» **Exercise material**
────────────────────

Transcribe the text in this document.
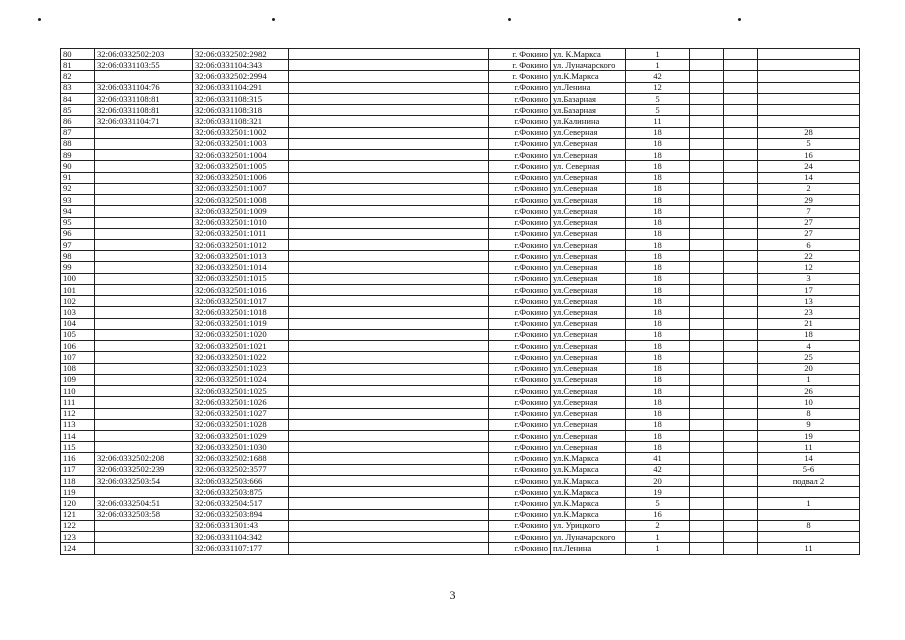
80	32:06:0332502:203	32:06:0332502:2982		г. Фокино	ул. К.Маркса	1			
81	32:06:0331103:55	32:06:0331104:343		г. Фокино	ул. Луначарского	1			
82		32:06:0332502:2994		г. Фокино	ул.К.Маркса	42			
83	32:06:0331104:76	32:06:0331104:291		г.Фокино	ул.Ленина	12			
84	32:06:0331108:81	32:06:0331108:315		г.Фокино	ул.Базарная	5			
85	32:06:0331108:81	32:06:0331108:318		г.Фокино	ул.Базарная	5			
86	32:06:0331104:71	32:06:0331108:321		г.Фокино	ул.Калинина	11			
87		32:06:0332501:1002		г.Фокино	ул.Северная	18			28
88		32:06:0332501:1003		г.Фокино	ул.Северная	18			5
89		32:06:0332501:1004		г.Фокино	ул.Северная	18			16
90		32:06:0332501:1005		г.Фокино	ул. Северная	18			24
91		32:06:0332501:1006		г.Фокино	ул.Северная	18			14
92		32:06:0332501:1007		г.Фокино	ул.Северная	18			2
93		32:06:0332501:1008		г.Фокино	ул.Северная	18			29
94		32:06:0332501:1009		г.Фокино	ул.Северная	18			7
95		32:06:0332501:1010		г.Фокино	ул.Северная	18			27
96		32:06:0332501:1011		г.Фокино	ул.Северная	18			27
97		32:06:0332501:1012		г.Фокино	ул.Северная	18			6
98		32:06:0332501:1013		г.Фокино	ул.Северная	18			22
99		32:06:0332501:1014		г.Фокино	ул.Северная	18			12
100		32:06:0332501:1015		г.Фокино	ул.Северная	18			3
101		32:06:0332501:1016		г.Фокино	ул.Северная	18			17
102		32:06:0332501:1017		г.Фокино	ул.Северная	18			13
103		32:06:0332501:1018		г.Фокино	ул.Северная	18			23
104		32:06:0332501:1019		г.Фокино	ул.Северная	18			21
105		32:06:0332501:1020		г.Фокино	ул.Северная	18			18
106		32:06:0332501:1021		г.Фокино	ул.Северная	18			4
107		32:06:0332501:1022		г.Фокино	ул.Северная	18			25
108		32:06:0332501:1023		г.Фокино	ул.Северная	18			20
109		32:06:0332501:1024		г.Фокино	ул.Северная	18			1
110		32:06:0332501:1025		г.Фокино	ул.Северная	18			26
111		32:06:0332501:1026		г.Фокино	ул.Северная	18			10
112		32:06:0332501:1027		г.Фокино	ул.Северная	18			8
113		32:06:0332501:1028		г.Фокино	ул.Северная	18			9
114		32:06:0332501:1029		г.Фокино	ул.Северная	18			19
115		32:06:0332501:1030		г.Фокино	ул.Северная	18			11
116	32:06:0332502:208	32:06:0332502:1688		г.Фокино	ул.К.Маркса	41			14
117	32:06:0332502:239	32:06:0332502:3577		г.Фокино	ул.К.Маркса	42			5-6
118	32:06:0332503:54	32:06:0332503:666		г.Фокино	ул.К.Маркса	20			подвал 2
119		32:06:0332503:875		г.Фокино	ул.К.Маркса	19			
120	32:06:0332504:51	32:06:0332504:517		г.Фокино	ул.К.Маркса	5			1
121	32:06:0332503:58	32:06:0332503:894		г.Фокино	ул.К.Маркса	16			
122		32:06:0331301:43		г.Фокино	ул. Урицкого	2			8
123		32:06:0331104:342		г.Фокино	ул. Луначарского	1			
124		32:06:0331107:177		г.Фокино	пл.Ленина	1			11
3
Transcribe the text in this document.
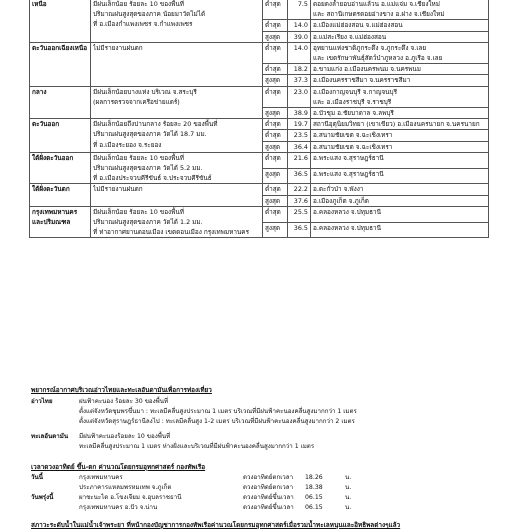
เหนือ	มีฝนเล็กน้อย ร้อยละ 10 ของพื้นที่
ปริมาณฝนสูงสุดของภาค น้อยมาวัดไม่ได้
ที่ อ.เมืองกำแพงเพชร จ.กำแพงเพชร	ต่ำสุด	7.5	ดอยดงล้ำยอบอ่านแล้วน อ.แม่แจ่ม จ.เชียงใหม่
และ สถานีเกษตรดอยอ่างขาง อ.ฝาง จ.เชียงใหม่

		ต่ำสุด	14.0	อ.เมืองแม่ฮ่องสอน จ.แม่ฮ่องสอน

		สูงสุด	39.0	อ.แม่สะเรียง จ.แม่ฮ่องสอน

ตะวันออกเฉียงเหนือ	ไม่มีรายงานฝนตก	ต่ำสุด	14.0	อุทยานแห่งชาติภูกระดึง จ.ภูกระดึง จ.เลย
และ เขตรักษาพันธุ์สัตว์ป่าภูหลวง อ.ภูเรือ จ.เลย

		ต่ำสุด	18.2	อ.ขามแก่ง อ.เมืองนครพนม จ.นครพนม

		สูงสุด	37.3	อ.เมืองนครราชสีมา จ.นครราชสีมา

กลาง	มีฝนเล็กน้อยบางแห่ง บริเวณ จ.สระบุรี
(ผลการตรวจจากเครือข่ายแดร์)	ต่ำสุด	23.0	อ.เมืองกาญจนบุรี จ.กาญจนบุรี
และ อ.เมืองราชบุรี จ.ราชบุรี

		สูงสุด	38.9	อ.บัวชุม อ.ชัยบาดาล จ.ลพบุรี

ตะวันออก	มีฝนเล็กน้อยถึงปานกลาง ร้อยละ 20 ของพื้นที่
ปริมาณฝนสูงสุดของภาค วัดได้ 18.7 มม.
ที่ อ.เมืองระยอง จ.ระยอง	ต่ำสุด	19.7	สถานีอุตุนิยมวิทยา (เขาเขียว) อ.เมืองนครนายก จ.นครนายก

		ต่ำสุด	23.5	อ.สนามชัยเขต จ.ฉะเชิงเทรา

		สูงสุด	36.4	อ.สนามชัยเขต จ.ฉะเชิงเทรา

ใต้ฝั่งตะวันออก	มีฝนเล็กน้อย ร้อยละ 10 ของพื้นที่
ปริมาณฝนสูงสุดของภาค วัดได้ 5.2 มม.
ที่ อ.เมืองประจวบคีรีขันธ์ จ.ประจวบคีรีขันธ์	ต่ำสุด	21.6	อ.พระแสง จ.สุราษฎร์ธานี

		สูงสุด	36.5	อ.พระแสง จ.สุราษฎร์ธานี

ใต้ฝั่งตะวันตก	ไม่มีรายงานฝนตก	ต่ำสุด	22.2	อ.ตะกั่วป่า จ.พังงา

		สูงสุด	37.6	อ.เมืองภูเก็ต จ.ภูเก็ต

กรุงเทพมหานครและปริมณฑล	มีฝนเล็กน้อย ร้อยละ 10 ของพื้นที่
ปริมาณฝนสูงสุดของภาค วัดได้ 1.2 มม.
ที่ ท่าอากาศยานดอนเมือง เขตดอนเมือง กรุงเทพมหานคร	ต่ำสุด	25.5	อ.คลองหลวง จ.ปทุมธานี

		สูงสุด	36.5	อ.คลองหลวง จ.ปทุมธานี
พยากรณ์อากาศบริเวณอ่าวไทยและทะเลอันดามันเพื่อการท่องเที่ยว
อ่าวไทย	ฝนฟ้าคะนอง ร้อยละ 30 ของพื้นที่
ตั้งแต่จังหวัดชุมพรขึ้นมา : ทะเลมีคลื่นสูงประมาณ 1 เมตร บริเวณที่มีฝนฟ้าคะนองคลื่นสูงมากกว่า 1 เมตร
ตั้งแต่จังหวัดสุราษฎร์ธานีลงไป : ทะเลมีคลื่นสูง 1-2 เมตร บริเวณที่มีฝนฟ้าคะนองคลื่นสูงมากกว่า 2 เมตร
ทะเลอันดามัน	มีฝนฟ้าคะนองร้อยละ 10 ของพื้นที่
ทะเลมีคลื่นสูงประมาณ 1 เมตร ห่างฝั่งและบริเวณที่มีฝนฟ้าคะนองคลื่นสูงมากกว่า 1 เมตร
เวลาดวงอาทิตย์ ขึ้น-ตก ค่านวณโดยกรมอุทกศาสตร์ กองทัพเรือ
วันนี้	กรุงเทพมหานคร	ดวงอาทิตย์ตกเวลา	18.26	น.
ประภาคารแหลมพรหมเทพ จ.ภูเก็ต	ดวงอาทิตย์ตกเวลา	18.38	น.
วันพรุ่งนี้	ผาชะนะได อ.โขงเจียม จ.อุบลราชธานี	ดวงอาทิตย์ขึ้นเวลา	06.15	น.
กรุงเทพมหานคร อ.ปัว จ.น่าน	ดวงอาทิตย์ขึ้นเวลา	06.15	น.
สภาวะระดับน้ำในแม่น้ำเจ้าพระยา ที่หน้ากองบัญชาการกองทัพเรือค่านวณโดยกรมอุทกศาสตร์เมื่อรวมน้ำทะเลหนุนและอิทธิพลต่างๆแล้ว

────────────────────

» **Direction**
Scan the material above for the string "Ленина" and return the lines that hold it.

» **Reply to the exercise**
83	32:06:0331104:76	32:06:0331104:291		г.Фокино	ул.Ленина	12			
124		32:06:0331107:177		г.Фокино	пл.Ленина	1			11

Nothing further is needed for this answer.